• _WRITTEN PROBLEM_
Do not include the pictures; repeat the rest of the data exactly.
┄┄┄┄┄┄┄┄┄┄
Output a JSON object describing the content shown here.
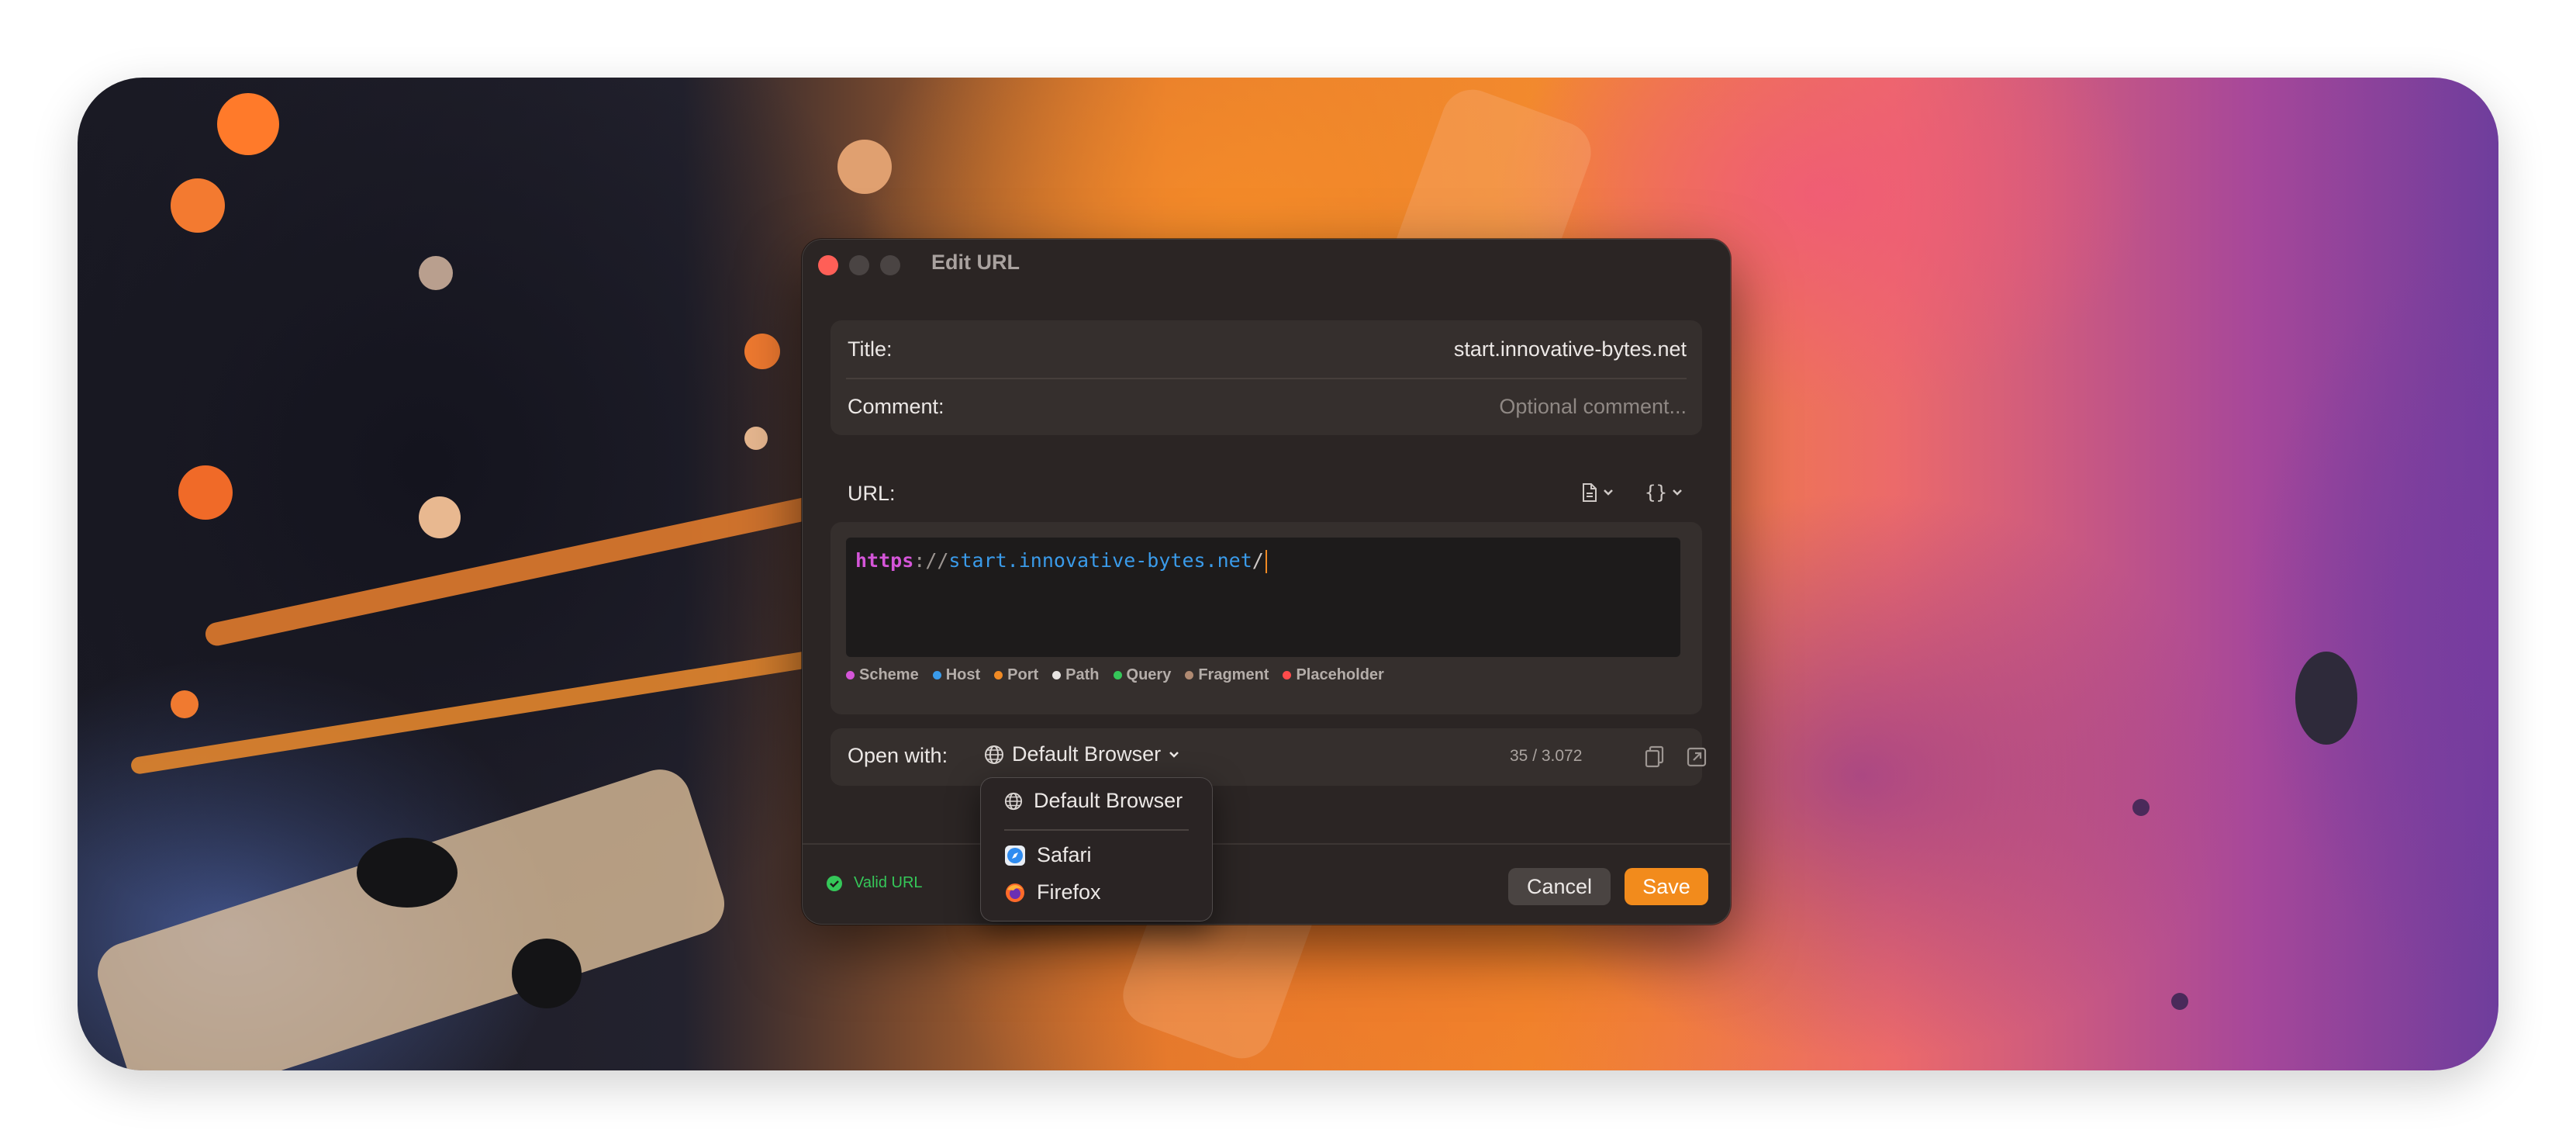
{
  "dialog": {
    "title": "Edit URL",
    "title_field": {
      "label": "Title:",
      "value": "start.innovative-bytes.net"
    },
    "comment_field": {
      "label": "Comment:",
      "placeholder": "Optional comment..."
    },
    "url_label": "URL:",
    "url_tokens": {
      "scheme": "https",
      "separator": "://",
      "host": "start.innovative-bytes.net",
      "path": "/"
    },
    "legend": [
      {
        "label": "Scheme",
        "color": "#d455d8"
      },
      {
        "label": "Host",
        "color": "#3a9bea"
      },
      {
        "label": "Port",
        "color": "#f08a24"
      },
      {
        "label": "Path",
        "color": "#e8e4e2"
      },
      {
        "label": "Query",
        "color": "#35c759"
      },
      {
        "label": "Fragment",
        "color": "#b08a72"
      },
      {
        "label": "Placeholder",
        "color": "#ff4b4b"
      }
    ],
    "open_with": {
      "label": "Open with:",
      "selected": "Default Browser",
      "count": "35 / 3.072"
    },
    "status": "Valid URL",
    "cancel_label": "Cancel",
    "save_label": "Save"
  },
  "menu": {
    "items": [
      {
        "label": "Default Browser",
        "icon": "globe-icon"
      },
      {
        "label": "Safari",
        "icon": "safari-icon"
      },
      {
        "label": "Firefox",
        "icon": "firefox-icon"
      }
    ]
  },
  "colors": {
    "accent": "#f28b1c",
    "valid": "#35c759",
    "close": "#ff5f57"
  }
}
┄┄┄┄┄┄┄┄┄┄
• _COMPLETE OUTPUT_
Output a JSON object describing the content shown here.
{
  "dialog": {
    "title": "Edit URL",
    "title_field": {
      "label": "Title:",
      "value": "start.innovative-bytes.net"
    },
    "comment_field": {
      "label": "Comment:",
      "placeholder": "Optional comment..."
    },
    "url_label": "URL:",
    "url_tokens": {
      "scheme": "https",
      "separator": "://",
      "host": "start.innovative-bytes.net",
      "path": "/"
    },
    "legend": [
      {
        "label": "Scheme",
        "color": "#d455d8"
      },
      {
        "label": "Host",
        "color": "#3a9bea"
      },
      {
        "label": "Port",
        "color": "#f08a24"
      },
      {
        "label": "Path",
        "color": "#e8e4e2"
      },
      {
        "label": "Query",
        "color": "#35c759"
      },
      {
        "label": "Fragment",
        "color": "#b08a72"
      },
      {
        "label": "Placeholder",
        "color": "#ff4b4b"
      }
    ],
    "open_with": {
      "label": "Open with:",
      "selected": "Default Browser",
      "count": "35 / 3.072"
    },
    "status": "Valid URL",
    "cancel_label": "Cancel",
    "save_label": "Save"
  },
  "menu": {
    "items": [
      {
        "label": "Default Browser",
        "icon": "globe-icon"
      },
      {
        "label": "Safari",
        "icon": "safari-icon"
      },
      {
        "label": "Firefox",
        "icon": "firefox-icon"
      }
    ]
  },
  "colors": {
    "accent": "#f28b1c",
    "valid": "#35c759",
    "close": "#ff5f57"
  }
}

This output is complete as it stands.